Extracted data entries:
'''

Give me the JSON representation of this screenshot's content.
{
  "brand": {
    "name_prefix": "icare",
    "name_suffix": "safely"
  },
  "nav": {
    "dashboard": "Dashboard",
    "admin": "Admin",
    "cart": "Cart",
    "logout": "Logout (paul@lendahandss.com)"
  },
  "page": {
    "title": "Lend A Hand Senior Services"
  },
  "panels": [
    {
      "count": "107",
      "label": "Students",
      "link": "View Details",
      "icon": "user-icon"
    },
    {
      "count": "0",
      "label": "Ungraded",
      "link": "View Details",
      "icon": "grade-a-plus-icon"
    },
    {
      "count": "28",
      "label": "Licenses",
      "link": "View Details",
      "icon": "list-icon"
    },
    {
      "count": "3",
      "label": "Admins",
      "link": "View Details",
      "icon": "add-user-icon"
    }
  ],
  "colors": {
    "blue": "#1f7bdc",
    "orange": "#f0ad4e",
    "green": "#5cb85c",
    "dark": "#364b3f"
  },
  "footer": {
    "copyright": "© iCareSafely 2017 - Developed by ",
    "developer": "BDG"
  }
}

'''
'''

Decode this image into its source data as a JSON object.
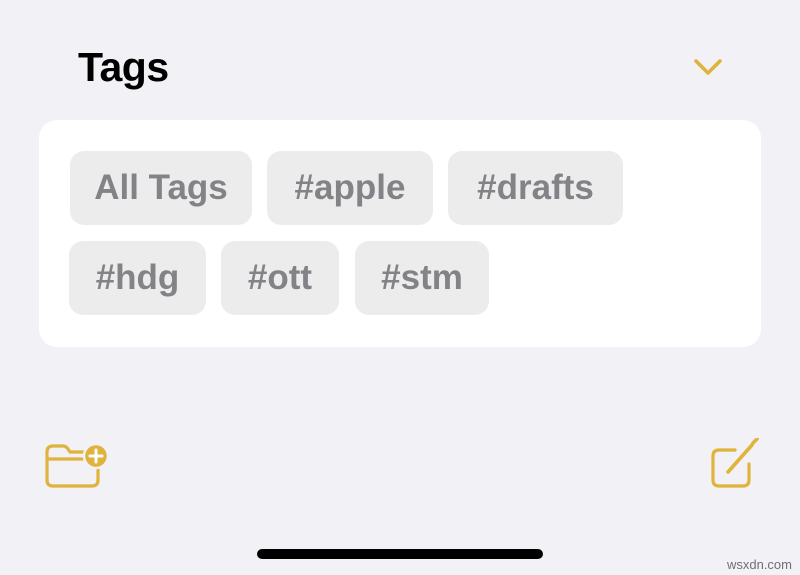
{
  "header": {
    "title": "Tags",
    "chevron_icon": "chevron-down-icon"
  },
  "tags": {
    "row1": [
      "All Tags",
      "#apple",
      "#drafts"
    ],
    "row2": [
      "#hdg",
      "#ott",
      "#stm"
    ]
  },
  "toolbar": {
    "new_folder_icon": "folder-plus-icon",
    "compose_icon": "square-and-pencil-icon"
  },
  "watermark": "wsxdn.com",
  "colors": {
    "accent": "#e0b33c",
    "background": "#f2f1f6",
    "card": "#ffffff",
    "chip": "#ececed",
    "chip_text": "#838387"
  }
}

'''

Find the word "JSON" in the entries, and copy every line it shows up in.

Give me the JSON representation of this screenshot's content.
Decode this image into its source data as a JSON object.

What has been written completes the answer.